[Collected data]

----

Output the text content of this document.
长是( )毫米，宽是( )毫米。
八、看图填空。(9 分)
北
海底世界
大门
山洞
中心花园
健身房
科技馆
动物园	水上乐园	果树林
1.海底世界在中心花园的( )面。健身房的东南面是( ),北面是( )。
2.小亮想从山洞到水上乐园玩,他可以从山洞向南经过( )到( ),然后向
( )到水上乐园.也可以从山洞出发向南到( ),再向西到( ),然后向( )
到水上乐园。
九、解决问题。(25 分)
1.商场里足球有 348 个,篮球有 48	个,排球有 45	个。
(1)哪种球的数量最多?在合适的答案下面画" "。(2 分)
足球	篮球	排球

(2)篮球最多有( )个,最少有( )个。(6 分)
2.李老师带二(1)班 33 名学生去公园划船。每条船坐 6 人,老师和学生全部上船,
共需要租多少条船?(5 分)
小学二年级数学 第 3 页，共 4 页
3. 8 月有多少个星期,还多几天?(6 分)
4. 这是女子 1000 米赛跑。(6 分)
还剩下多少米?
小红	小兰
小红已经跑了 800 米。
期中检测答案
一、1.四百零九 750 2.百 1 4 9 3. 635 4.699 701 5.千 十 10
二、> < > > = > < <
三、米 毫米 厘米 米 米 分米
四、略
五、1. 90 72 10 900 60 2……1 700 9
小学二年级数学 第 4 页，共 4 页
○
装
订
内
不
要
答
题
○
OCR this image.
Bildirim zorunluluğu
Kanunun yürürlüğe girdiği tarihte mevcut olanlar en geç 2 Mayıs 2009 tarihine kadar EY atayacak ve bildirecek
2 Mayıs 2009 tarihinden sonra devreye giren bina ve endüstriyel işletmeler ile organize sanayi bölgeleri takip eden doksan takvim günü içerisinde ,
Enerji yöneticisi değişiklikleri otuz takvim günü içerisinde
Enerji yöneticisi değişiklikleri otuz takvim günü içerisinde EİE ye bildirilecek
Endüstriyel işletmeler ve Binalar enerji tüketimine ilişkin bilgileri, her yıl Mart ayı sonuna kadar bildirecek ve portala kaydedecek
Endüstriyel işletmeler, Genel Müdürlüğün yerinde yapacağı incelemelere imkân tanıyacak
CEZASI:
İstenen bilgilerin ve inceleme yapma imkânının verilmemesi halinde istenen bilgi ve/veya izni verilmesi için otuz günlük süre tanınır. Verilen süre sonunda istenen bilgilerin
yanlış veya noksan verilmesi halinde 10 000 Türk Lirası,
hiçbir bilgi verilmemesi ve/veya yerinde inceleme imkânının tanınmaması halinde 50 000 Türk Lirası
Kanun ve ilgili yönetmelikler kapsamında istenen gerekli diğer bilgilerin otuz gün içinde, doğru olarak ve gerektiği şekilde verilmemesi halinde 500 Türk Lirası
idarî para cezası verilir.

----

→ **WHAT IS EXPECTED**:
Reproduce, word for word, every line starting at the line that contains "OCR this image." and ending with the final line of the entries.

→ **FINAL RESULT**:
OCR this image.
Bildirim zorunluluğu
Kanunun yürürlüğe girdiği tarihte mevcut olanlar en geç 2 Mayıs 2009 tarihine kadar EY atayacak ve bildirecek
2 Mayıs 2009 tarihinden sonra devreye giren bina ve endüstriyel işletmeler ile organize sanayi bölgeleri takip eden doksan takvim günü içerisinde ,
Enerji yöneticisi değişiklikleri otuz takvim günü içerisinde
Enerji yöneticisi değişiklikleri otuz takvim günü içerisinde EİE ye bildirilecek
Endüstriyel işletmeler ve Binalar enerji tüketimine ilişkin bilgileri, her yıl Mart ayı sonuna kadar bildirecek ve portala kaydedecek
Endüstriyel işletmeler, Genel Müdürlüğün yerinde yapacağı incelemelere imkân tanıyacak
CEZASI:
İstenen bilgilerin ve inceleme yapma imkânının verilmemesi halinde istenen bilgi ve/veya izni verilmesi için otuz günlük süre tanınır. Verilen süre sonunda istenen bilgilerin
yanlış veya noksan verilmesi halinde 10 000 Türk Lirası,
hiçbir bilgi verilmemesi ve/veya yerinde inceleme imkânının tanınmaması halinde 50 000 Türk Lirası
Kanun ve ilgili yönetmelikler kapsamında istenen gerekli diğer bilgilerin otuz gün içinde, doğru olarak ve gerektiği şekilde verilmemesi halinde 500 Türk Lirası
idarî para cezası verilir.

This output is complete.